▶ **REQUIREMENT**
Look through the material and copy each line holding "color".

[Stored data]
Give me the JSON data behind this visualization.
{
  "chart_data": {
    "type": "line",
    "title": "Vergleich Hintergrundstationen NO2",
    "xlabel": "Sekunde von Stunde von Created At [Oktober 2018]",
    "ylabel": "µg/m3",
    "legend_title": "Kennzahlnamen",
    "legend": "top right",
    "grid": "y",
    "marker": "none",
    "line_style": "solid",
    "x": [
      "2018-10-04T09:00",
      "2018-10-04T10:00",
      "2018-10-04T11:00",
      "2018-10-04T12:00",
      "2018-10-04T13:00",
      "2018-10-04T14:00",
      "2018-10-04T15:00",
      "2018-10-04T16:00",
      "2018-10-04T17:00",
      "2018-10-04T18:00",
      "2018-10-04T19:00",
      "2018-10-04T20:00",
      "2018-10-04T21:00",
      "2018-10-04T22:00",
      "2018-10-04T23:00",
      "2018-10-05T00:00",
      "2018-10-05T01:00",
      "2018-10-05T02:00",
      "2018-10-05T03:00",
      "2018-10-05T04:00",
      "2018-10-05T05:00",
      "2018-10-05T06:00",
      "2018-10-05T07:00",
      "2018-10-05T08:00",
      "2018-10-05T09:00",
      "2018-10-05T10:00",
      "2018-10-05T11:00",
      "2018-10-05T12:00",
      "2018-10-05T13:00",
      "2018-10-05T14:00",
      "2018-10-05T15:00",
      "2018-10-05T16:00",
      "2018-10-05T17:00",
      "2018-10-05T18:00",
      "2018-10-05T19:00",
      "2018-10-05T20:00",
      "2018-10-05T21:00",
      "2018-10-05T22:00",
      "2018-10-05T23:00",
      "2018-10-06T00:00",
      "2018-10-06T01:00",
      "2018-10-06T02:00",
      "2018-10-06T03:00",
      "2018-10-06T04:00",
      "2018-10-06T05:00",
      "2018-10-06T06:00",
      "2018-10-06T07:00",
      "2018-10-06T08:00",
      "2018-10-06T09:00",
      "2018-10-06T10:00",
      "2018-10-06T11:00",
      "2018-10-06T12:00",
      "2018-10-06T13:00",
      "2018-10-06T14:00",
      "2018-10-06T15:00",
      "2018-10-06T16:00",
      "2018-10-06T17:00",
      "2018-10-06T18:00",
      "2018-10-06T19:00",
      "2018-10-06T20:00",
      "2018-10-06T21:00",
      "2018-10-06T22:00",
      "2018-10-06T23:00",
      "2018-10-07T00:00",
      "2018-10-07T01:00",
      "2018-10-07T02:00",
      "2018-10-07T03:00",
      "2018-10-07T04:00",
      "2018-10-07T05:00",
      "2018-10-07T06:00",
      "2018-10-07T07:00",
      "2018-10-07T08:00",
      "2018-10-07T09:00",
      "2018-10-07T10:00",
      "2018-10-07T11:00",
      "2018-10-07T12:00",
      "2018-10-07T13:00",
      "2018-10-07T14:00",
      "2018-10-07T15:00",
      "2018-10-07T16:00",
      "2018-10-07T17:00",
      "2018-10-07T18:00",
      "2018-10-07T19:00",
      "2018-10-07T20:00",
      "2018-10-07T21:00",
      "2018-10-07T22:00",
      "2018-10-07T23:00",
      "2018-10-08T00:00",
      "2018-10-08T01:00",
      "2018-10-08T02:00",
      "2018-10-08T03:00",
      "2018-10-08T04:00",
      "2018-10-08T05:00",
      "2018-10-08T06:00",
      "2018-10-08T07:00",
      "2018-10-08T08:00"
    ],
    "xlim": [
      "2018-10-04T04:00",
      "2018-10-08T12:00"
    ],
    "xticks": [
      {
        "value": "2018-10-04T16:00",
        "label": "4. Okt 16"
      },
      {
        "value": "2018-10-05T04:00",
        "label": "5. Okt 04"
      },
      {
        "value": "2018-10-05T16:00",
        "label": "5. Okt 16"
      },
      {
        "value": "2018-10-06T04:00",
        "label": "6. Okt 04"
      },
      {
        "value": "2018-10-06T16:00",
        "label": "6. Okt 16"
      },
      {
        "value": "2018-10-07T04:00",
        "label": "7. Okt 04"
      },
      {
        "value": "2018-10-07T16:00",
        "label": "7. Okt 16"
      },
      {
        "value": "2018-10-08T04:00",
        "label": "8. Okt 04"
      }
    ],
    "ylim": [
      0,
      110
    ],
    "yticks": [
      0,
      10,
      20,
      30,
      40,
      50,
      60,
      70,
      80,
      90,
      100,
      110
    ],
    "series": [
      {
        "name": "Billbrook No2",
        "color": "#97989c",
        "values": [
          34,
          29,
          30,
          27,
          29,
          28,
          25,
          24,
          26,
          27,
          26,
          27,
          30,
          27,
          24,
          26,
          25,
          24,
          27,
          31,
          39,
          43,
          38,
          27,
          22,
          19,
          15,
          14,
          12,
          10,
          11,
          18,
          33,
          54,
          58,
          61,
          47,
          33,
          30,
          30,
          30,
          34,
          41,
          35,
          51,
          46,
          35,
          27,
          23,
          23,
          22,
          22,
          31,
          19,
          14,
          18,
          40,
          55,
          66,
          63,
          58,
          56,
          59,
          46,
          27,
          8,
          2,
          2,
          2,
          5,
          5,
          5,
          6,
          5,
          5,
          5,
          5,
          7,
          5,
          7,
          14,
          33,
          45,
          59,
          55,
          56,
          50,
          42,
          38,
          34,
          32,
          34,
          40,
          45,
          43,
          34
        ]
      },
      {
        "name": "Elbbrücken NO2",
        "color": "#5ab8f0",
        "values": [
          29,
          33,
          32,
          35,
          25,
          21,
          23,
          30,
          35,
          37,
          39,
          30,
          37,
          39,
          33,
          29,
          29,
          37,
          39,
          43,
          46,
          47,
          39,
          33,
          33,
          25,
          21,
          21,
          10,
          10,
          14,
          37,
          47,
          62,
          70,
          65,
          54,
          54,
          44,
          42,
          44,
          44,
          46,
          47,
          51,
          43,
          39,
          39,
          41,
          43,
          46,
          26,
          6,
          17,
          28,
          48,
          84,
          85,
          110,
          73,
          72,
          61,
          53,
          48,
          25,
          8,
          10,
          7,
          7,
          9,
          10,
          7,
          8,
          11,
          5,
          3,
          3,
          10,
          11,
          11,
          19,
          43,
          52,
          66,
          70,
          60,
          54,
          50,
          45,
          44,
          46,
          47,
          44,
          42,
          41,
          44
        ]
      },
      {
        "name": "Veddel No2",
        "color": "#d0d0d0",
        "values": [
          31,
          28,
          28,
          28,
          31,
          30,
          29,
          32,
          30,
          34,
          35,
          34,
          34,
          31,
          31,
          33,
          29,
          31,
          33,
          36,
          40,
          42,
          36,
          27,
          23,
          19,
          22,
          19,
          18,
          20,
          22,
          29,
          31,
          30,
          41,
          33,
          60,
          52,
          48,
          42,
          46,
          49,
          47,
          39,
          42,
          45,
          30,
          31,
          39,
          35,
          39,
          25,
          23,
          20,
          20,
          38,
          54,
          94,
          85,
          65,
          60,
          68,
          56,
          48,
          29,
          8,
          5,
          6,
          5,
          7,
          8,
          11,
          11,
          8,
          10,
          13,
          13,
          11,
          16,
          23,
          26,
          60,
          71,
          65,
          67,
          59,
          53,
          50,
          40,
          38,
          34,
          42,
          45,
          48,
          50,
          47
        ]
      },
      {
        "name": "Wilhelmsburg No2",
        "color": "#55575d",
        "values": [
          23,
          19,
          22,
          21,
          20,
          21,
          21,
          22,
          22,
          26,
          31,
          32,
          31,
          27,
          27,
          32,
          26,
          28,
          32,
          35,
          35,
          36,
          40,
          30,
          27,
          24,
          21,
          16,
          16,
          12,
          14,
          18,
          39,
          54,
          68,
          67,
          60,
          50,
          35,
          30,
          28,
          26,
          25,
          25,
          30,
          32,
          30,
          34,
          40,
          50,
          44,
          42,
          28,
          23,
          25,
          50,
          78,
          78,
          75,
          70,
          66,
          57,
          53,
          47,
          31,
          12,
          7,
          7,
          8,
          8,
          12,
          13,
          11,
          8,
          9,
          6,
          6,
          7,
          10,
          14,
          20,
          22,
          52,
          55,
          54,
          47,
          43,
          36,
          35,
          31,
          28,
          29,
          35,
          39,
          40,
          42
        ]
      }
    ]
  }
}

▶ **TASK RESULT**
        "color": "#97989c",
        "color": "#5ab8f0",
        "color": "#d0d0d0",
        "color": "#55575d",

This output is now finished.